[Figure dataset records]
⁂
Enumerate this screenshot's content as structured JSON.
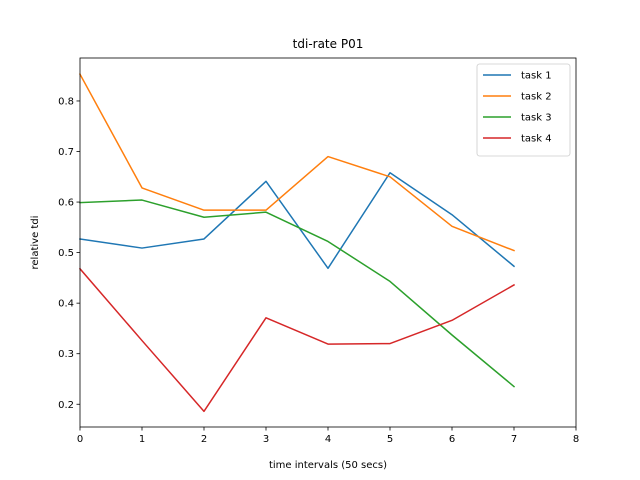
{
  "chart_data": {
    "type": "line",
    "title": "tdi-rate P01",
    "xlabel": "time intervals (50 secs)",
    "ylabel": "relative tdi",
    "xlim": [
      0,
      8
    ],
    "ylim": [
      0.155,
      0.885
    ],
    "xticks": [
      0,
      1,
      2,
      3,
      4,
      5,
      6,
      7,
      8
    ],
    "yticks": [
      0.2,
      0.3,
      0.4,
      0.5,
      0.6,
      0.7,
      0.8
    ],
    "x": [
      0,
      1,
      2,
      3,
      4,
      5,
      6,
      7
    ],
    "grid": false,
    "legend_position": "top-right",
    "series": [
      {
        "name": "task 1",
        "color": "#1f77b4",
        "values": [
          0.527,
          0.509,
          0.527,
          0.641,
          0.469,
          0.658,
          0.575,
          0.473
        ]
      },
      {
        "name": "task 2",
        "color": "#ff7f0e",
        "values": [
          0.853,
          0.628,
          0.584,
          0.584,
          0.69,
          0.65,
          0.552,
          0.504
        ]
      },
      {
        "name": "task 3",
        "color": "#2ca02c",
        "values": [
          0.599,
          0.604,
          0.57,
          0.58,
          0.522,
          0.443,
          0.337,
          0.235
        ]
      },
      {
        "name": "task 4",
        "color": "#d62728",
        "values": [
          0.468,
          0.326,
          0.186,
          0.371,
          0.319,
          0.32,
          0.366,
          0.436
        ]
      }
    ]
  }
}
⁂
Go through the entries above and copy every line containing "name".

        "name": "task 1",
        "name": "task 2",
        "name": "task 3",
        "name": "task 4",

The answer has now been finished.